(Extracts from a graphics dataset)

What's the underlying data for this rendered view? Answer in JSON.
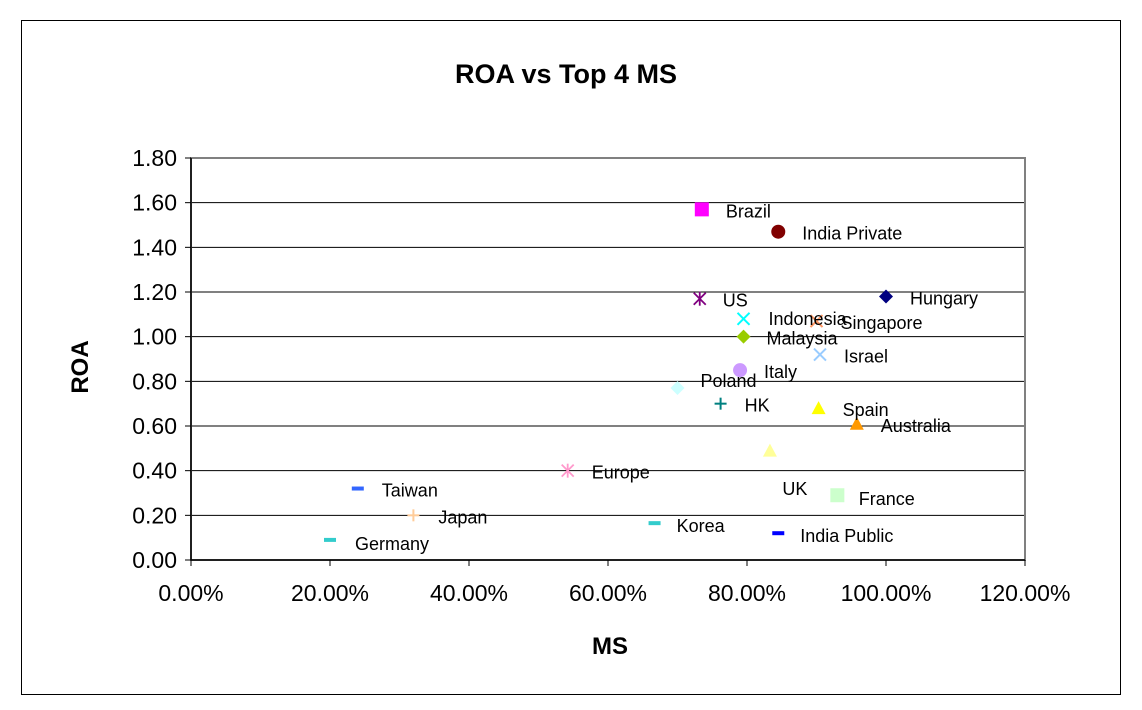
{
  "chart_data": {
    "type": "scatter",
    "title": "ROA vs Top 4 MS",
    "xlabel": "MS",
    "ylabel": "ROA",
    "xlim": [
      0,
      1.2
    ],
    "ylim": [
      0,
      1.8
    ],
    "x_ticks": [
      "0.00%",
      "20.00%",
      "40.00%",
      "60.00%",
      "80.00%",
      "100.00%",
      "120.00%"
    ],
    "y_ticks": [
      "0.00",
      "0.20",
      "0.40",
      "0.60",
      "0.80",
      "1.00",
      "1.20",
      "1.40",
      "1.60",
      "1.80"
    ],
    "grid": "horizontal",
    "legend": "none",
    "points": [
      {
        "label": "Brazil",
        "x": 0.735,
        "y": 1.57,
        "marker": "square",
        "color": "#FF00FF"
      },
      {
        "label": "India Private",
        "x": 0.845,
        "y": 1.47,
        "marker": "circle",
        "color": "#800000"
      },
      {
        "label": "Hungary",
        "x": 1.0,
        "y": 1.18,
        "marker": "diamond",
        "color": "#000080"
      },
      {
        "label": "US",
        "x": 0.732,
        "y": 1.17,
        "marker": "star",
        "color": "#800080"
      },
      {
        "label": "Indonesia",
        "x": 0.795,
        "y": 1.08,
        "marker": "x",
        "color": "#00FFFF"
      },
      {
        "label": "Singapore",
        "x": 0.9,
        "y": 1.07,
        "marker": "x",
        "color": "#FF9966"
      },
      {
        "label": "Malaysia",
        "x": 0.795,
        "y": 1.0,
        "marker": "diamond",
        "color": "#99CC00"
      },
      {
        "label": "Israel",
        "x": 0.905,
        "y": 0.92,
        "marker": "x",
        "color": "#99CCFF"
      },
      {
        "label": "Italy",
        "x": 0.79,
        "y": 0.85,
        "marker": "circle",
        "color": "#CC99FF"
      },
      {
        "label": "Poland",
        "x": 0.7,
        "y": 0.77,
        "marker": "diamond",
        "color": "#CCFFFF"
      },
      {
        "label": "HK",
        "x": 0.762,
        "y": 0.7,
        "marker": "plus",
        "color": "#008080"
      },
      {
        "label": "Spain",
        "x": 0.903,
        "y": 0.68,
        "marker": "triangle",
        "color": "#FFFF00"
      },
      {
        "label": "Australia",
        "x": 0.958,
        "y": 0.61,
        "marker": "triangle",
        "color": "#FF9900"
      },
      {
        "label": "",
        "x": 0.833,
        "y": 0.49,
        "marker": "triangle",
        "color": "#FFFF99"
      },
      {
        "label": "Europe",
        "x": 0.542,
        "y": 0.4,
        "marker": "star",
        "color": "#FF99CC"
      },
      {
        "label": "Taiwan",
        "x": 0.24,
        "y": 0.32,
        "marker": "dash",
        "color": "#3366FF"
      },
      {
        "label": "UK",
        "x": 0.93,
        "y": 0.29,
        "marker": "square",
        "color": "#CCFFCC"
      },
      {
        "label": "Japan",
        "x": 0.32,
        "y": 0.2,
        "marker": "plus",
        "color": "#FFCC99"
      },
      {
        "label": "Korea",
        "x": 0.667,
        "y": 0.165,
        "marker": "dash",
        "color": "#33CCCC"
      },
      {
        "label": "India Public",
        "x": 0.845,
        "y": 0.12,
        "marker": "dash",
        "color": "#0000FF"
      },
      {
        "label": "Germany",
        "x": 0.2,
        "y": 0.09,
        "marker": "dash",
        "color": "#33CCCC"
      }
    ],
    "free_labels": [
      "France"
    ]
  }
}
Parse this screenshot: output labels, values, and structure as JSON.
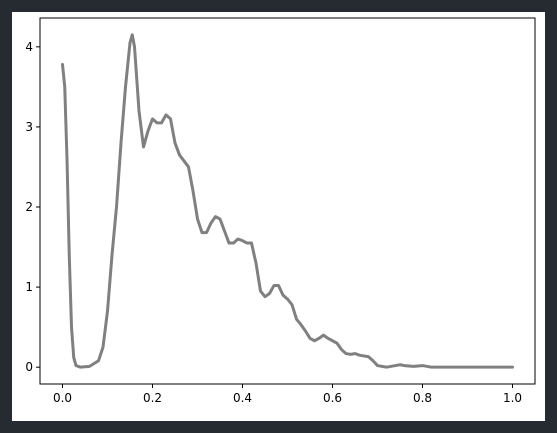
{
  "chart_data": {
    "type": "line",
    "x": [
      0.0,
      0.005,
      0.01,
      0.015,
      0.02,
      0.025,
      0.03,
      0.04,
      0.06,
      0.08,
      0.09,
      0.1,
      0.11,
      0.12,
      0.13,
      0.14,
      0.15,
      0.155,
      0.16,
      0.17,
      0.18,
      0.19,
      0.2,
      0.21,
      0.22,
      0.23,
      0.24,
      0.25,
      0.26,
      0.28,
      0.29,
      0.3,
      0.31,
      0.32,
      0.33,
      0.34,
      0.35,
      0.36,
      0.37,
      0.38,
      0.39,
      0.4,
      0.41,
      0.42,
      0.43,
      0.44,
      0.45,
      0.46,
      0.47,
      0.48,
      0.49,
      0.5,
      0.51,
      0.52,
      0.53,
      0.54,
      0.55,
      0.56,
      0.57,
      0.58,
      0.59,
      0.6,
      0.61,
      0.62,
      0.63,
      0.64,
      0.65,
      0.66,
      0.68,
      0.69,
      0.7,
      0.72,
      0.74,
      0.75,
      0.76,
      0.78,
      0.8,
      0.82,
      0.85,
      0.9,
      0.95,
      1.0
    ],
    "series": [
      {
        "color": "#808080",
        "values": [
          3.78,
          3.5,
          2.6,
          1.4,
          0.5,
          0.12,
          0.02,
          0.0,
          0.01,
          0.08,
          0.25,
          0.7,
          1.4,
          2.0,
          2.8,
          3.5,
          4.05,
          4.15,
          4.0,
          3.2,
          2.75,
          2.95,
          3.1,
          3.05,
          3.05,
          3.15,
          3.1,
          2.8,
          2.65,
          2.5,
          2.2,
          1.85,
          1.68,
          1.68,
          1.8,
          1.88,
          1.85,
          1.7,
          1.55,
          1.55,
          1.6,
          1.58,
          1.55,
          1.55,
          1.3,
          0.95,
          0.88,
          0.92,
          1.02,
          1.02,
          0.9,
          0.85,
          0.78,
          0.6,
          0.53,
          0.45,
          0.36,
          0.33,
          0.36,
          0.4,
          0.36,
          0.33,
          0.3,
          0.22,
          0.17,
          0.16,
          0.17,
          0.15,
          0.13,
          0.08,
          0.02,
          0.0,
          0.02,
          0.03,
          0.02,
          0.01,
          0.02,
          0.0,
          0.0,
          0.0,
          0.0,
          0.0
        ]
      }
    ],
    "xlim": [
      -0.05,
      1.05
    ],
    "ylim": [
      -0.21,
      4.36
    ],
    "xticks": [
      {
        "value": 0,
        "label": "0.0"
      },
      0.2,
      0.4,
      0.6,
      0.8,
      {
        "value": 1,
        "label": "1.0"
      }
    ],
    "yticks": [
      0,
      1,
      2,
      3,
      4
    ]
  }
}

What is needed ->
Where a line holds the string "this", copy that line.

Response to the exercise ->
What's the underlying data for this rendered view? Answer in JSON.
Parse this screenshot: output labels, values, and structure as JSON.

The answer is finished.